### [REQUIRED ACTION]
Filter the listing below down to the lines with the word "text" and copy those.

/---

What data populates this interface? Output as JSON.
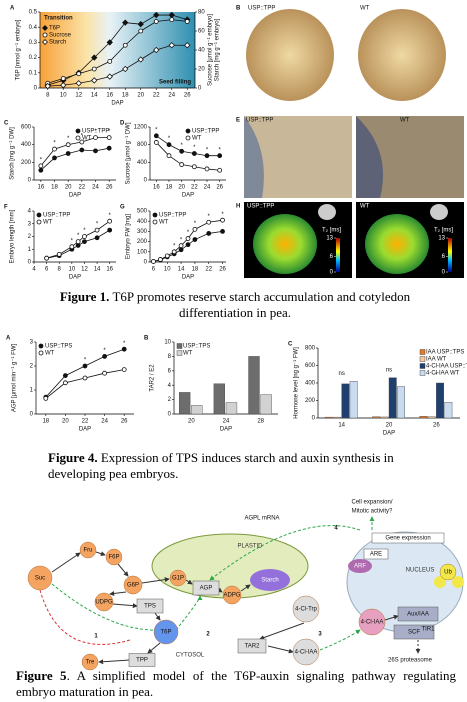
{
  "chart_data": [
    {
      "type": "line",
      "label": "A",
      "xlabel": "DAP",
      "ylabel": "T6P [nmol g⁻¹ embryo]",
      "y2label": [
        "Sucrose [µmol g⁻¹ embryo]",
        "Starch [mg g⁻¹ embryo]"
      ],
      "x": [
        8,
        10,
        12,
        14,
        16,
        18,
        20,
        22,
        24,
        26
      ],
      "xlim": [
        7,
        27
      ],
      "xticks": [
        8,
        10,
        12,
        14,
        16,
        18,
        20,
        22,
        24,
        26
      ],
      "ylim": [
        0,
        0.5
      ],
      "yticks": [
        0,
        0.1,
        0.2,
        0.3,
        0.4,
        0.5
      ],
      "y2lim": [
        0,
        80
      ],
      "y2ticks": [
        0,
        20,
        40,
        60,
        80
      ],
      "legend": "upper left",
      "annotations": [
        "Transition",
        "Seed filling"
      ],
      "series": [
        {
          "name": "T6P",
          "color": "#111111",
          "marker": "diamond-filled",
          "values": [
            0.02,
            0.05,
            0.1,
            0.2,
            0.3,
            0.43,
            0.42,
            0.48,
            0.48,
            0.45
          ]
        },
        {
          "name": "Sucrose",
          "color": "#111111",
          "marker": "circle-open",
          "axis": "y2",
          "values": [
            5,
            10,
            15,
            20,
            28,
            45,
            60,
            70,
            72,
            70
          ]
        },
        {
          "name": "Starch",
          "color": "#111111",
          "marker": "diamond-open",
          "axis": "y2",
          "values": [
            2,
            3,
            5,
            8,
            12,
            20,
            30,
            40,
            45,
            45
          ]
        }
      ]
    },
    {
      "type": "line",
      "label": "C",
      "xlabel": "DAP",
      "ylabel": "Starch [mg g⁻¹ DW]",
      "x": [
        16,
        18,
        20,
        22,
        24,
        26
      ],
      "xlim": [
        15,
        27
      ],
      "xticks": [
        16,
        18,
        20,
        22,
        24,
        26
      ],
      "ylim": [
        0,
        600
      ],
      "yticks": [
        0,
        200,
        400,
        600
      ],
      "legend": "upper right",
      "significance": [
        "*",
        "*",
        "*",
        "*",
        "*",
        "*"
      ],
      "series": [
        {
          "name": "USP::TPP",
          "color": "#111111",
          "marker": "circle-filled",
          "values": [
            110,
            250,
            300,
            340,
            330,
            360
          ]
        },
        {
          "name": "WT",
          "color": "#111111",
          "marker": "circle-open",
          "values": [
            160,
            350,
            400,
            430,
            480,
            480
          ]
        }
      ]
    },
    {
      "type": "line",
      "label": "D",
      "xlabel": "DAP",
      "ylabel": "Sucrose [µmol g⁻¹ DW]",
      "x": [
        16,
        18,
        20,
        22,
        24,
        26
      ],
      "xlim": [
        15,
        27
      ],
      "xticks": [
        16,
        18,
        20,
        22,
        24,
        26
      ],
      "ylim": [
        0,
        1200
      ],
      "yticks": [
        0,
        400,
        800,
        1200
      ],
      "legend": "upper right",
      "significance": [
        "*",
        "*",
        "*",
        "*",
        "*",
        "*"
      ],
      "series": [
        {
          "name": "USP::TPP",
          "color": "#111111",
          "marker": "circle-filled",
          "values": [
            1000,
            800,
            650,
            600,
            550,
            550
          ]
        },
        {
          "name": "WT",
          "color": "#111111",
          "marker": "circle-open",
          "values": [
            850,
            550,
            350,
            300,
            250,
            220
          ]
        }
      ]
    },
    {
      "type": "line",
      "label": "F",
      "xlabel": "DAP",
      "ylabel": "Embryo length [mm]",
      "x": [
        6,
        8,
        10,
        11,
        12,
        14,
        16
      ],
      "xlim": [
        4,
        17
      ],
      "xticks": [
        4,
        6,
        8,
        10,
        12,
        14,
        16
      ],
      "ylim": [
        0,
        4
      ],
      "yticks": [
        0,
        1,
        2,
        3,
        4
      ],
      "legend": "upper left",
      "significance": [
        null,
        null,
        "*",
        "*",
        "*",
        "*",
        "*"
      ],
      "series": [
        {
          "name": "USP::TPP",
          "color": "#111111",
          "marker": "circle-filled",
          "values": [
            0.3,
            0.5,
            1.0,
            1.3,
            1.6,
            1.9,
            2.5
          ]
        },
        {
          "name": "WT",
          "color": "#111111",
          "marker": "circle-open",
          "values": [
            0.3,
            0.6,
            1.2,
            1.6,
            2.0,
            2.5,
            3.2
          ]
        }
      ]
    },
    {
      "type": "line",
      "label": "G",
      "xlabel": "DAP",
      "ylabel": "Embryo FW [mg]",
      "x": [
        6,
        8,
        10,
        12,
        14,
        16,
        18,
        22,
        26
      ],
      "xlim": [
        5,
        27
      ],
      "xticks": [
        6,
        10,
        14,
        18,
        22,
        26
      ],
      "ylim": [
        0,
        500
      ],
      "yticks": [
        0,
        100,
        200,
        300,
        400,
        500
      ],
      "legend": "upper left",
      "significance": [
        null,
        null,
        null,
        "*",
        "*",
        "*",
        "*",
        "*",
        "*"
      ],
      "series": [
        {
          "name": "USP::TPP",
          "color": "#111111",
          "marker": "circle-filled",
          "values": [
            5,
            20,
            50,
            80,
            120,
            170,
            220,
            280,
            300
          ]
        },
        {
          "name": "WT",
          "color": "#111111",
          "marker": "circle-open",
          "values": [
            5,
            25,
            60,
            100,
            160,
            230,
            320,
            390,
            410
          ]
        }
      ]
    },
    {
      "type": "line",
      "label": "A",
      "xlabel": "DAP",
      "ylabel": "AGP [µmol min⁻¹ g⁻¹ FW]",
      "x": [
        18,
        20,
        22,
        24,
        26
      ],
      "xlim": [
        17,
        27
      ],
      "xticks": [
        18,
        20,
        22,
        24,
        26
      ],
      "ylim": [
        0,
        3
      ],
      "yticks": [
        0,
        1,
        2,
        3
      ],
      "legend": "upper left",
      "significance": [
        null,
        null,
        "*",
        "*",
        "*"
      ],
      "series": [
        {
          "name": "USP::TPS",
          "color": "#111111",
          "marker": "circle-filled",
          "values": [
            0.7,
            1.6,
            2.0,
            2.4,
            2.7
          ]
        },
        {
          "name": "WT",
          "color": "#111111",
          "marker": "circle-open",
          "values": [
            0.65,
            1.3,
            1.5,
            1.7,
            1.85
          ]
        }
      ]
    },
    {
      "type": "bar",
      "label": "B",
      "xlabel": "DAP",
      "ylabel": "TAR2 / E2",
      "categories": [
        "20",
        "24",
        "28"
      ],
      "ylim": [
        0,
        10
      ],
      "yticks": [
        0,
        2,
        4,
        6,
        8,
        10
      ],
      "legend": "upper left",
      "series": [
        {
          "name": "USP::TPS",
          "color": "#6d6d6d",
          "values": [
            3,
            4.2,
            8
          ]
        },
        {
          "name": "WT",
          "color": "#d2d2d2",
          "values": [
            1.2,
            1.6,
            2.7
          ]
        }
      ]
    },
    {
      "type": "bar",
      "label": "C",
      "xlabel": "DAP",
      "ylabel": "Hormone level [ng g⁻¹ FW]",
      "categories": [
        "14",
        "20",
        "26"
      ],
      "ylim": [
        0,
        800
      ],
      "yticks": [
        0,
        200,
        400,
        600,
        800
      ],
      "legend": "upper right",
      "significance": [
        "ns",
        "ns",
        "*"
      ],
      "series": [
        {
          "name": "IAA USP::TPS",
          "color": "#e07a2e",
          "values": [
            10,
            15,
            20
          ]
        },
        {
          "name": "IAA WT",
          "color": "#f5c9a0",
          "values": [
            10,
            12,
            15
          ]
        },
        {
          "name": "4-Cl-IAA USP::TPS",
          "color": "#1f3f6e",
          "values": [
            390,
            460,
            400
          ]
        },
        {
          "name": "4-Cl-IAA WT",
          "color": "#c9dcef",
          "values": [
            420,
            360,
            180
          ]
        }
      ]
    }
  ],
  "photos": [
    {
      "label": "B",
      "captions": [
        "USP::TPP",
        "WT"
      ]
    },
    {
      "label": "E",
      "captions": [
        "USP::TPP",
        "WT"
      ]
    },
    {
      "label": "H",
      "captions": [
        "USP::TPP",
        "WT"
      ],
      "colorbar": {
        "label": "T₂ [ms]",
        "lim": [
          0,
          13
        ],
        "ticks": [
          0,
          6,
          13
        ]
      }
    }
  ],
  "captions": [
    {
      "label": "Figure 1.",
      "text": "T6P promotes reserve starch accumulation and cotyledon differentiation in pea."
    },
    {
      "label": "Figure 4.",
      "text": "Expression of TPS induces starch and auxin synthesis in developing pea embryos."
    },
    {
      "label": "Figure 5",
      "text": ". A simplified model of the T6P-auxin signaling pathway regulating embryo maturation in pea."
    }
  ],
  "diagram": {
    "nodes": [
      {
        "label": "Cell expansion/"
      },
      {
        "label": "Mitotic activity?"
      },
      {
        "label": "4"
      },
      {
        "label": "AGPL mRNA"
      },
      {
        "label": "PLASTID"
      },
      {
        "label": "Gene expression"
      },
      {
        "label": "ARE"
      },
      {
        "label": "ARF"
      },
      {
        "label": "NUCLEUS"
      },
      {
        "label": "Suc"
      },
      {
        "label": "Fru"
      },
      {
        "label": "F6P"
      },
      {
        "label": "G6P"
      },
      {
        "label": "G1P"
      },
      {
        "label": "AGP"
      },
      {
        "label": "ADPG"
      },
      {
        "label": "Starch"
      },
      {
        "label": "UDPG"
      },
      {
        "label": "TPS"
      },
      {
        "label": "T6P"
      },
      {
        "label": "1"
      },
      {
        "label": "2"
      },
      {
        "label": "3"
      },
      {
        "label": "Tre"
      },
      {
        "label": "TPP"
      },
      {
        "label": "TAR2"
      },
      {
        "label": "4-Cl-Trp"
      },
      {
        "label": "4-Cl-IAA"
      },
      {
        "label": "4-Cl-IAA"
      },
      {
        "label": "Aux/IAA"
      },
      {
        "label": "SCF"
      },
      {
        "label": "TIR1"
      },
      {
        "label": "Ub"
      },
      {
        "label": "26S proteasome"
      },
      {
        "label": "CYTOSOL"
      }
    ]
  }
}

\---

### [ANSWER FOR THIS EXERCISE]
      "text": "T6P promotes reserve starch accumulation and cotyledon differentiation in pea."
      "text": "Expression of TPS induces starch and auxin synthesis in developing pea embryos."
      "text": ". A simplified model of the T6P-auxin signaling pathway regulating embryo maturation in pea."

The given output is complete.